Piltdown Man, Beringer’s lying stones, dinosaurs… are they all hoaxes?

23.02.2015 16:07

The history of palaeontology is littered
with examples of famous frauds and fakes,
often with eminent researchers in the field
being thoroughly hoodwinked by some
fairly shoddy fabrications.
One of the most famous is Piltdown Man.
Discovered in a gravel pit in Sussex in
1912, a few ancient-looking fragments of a
skull and jawbone quickly became hailed
as evidence of a very early type of human,
perhaps half a million years old. The
specimens were named Eoanthropus
dawsoni (“Dawson’s dawn man”), after
their discoverer, amateur archaeologist
Charles Dawson.
Piltdown Man was considered genuine
until the 1940s, when new dating
techniques and reanalysis of the bones
began to provide damning evidence: the
skull fragments came from a modern
human and the jawbone from a young
orangutan. Even without accurate dating
techniques, it’s astonishing how many
scientists were taken in. Back in 1912,
genuine fossils of early human species had
already been discovered in France and
Germany. Piltdown, taken at face value,
provided the eager Brits with an even
more ancient and ape-like ancestor, while
Dawson himself became a celebrity.

■ SUPPLIED INFORMATION:

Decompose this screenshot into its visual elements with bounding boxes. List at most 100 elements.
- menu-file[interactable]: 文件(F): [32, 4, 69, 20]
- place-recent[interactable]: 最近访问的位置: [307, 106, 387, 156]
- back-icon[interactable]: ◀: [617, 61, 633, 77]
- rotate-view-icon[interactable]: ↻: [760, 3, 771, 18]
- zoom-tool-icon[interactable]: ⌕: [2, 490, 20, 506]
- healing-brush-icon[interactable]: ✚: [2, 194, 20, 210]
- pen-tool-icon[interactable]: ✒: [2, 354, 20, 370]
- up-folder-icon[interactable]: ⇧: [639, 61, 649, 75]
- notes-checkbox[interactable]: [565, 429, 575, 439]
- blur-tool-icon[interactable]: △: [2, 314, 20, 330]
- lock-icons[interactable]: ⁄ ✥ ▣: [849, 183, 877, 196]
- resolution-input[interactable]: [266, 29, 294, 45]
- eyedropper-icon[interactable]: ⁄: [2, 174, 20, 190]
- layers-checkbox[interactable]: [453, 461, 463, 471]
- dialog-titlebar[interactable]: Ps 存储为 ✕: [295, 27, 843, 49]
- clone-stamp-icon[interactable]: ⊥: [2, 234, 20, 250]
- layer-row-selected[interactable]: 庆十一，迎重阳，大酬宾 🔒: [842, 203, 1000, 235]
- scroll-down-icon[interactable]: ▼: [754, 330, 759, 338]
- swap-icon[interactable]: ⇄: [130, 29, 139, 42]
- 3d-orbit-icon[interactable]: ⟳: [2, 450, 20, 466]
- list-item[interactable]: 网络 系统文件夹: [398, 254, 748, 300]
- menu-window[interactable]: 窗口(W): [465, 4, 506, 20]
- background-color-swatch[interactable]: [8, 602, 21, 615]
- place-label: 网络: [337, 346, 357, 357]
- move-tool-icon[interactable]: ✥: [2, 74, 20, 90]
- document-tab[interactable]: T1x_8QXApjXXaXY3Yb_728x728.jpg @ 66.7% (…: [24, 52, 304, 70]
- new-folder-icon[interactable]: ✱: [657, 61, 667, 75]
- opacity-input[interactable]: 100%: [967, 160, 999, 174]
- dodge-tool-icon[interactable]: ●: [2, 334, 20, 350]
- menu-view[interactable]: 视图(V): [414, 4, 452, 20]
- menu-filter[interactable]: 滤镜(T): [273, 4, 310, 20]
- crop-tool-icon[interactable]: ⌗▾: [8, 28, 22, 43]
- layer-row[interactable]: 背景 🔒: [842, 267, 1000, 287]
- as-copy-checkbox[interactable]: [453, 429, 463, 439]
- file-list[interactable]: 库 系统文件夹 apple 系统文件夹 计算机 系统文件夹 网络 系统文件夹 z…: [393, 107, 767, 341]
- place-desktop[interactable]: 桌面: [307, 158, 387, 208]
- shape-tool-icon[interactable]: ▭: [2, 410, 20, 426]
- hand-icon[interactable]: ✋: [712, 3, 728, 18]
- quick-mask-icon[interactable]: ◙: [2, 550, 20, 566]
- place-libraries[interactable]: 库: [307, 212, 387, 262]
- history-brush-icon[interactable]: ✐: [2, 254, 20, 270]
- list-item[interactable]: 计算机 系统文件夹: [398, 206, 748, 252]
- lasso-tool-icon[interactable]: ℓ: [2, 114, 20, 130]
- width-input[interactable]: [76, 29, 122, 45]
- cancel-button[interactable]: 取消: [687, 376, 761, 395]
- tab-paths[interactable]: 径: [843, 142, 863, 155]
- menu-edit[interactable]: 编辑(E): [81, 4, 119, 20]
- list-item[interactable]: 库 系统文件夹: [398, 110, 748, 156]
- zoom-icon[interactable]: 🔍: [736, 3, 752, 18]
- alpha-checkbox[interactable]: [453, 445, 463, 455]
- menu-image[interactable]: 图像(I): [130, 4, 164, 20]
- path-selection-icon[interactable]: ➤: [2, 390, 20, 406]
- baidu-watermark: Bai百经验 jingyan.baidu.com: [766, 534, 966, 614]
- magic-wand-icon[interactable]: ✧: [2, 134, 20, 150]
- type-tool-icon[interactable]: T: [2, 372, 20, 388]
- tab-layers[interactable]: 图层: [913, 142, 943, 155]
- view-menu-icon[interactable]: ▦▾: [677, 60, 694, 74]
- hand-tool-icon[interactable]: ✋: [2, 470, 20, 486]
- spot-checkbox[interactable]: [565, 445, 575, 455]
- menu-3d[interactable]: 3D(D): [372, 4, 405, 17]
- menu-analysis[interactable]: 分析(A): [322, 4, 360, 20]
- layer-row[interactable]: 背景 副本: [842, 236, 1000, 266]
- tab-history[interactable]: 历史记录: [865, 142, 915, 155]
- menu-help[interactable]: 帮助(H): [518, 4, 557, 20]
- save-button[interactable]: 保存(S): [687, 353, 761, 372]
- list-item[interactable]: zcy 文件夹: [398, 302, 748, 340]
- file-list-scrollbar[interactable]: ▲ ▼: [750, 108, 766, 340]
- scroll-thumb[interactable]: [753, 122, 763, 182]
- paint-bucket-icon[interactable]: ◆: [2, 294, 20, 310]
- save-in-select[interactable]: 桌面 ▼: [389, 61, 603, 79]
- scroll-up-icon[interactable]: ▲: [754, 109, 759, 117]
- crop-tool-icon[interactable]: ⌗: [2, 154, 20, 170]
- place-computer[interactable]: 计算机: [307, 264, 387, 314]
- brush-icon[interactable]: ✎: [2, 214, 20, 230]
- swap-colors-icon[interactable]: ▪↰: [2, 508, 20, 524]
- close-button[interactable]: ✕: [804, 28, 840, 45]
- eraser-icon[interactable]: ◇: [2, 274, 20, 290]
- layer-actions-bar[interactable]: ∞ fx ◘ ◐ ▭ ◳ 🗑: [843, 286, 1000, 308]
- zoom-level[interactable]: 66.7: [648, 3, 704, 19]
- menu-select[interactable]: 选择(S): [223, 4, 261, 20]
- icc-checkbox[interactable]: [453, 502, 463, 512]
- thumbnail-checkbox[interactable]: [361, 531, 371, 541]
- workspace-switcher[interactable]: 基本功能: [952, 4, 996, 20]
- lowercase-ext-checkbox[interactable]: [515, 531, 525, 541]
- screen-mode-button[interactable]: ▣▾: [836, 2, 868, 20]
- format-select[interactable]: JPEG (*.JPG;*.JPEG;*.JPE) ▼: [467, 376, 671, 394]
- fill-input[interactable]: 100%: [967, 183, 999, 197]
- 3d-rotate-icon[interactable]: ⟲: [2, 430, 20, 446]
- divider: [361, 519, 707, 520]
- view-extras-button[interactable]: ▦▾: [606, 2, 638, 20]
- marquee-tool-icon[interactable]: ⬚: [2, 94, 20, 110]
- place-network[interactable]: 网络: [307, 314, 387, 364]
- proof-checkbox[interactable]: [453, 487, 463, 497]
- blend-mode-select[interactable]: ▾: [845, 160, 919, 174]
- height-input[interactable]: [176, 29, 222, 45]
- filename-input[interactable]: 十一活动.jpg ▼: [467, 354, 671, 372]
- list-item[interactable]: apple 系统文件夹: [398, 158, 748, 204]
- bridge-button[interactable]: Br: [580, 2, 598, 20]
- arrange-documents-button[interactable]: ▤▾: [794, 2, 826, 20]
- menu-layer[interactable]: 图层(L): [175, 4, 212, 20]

■ WRITTEN EXERCISE A: In the Piltdown Man article, what did reanalysis show the jawbone came from?
■ WRITTEN EXERCISE B: Continue the Piltdown Man article from where it stops, in the same style.

■ TASK OUTPUT A: A young orangutan.

■ TASK OUTPUT B:
Other fakes seem even more obvious to us
today. In 1725, Professor Johann Beringer,
a physician and dean of the University of
Würzburg, discovered a haul of marvellous
fossils, describing them in a book called
the Lithographiae Wirceburgensis. It’s now
available to view online, and you don’t
need to be able to read Latin to appreciate
the fossils – there are 21 pages of
illustrations at the end of the book. There
are shells, leaves, worms and insects,
apparently perfectly preserved, along with
complete reptiles and birds, with skin,
feathers and beaks intact. To the modern
eye they look like fairly crude stone
carvings – which is exactly what they are.
But Beringer fell for it all, hook, line and
sinker. Even faced with fossils of shooting
stars and Hebrew letters, he rejected the
possibility that the stones could be
manmade. It was only after he’d published
Lithographiae that it became clear that the
fossil-hunter had been deceived by
disgruntled colleagues who had
commissioned the carvings for Beringer to
find. The literally incredible collection
became known as Beringer’s Lügensteine,
lying stones.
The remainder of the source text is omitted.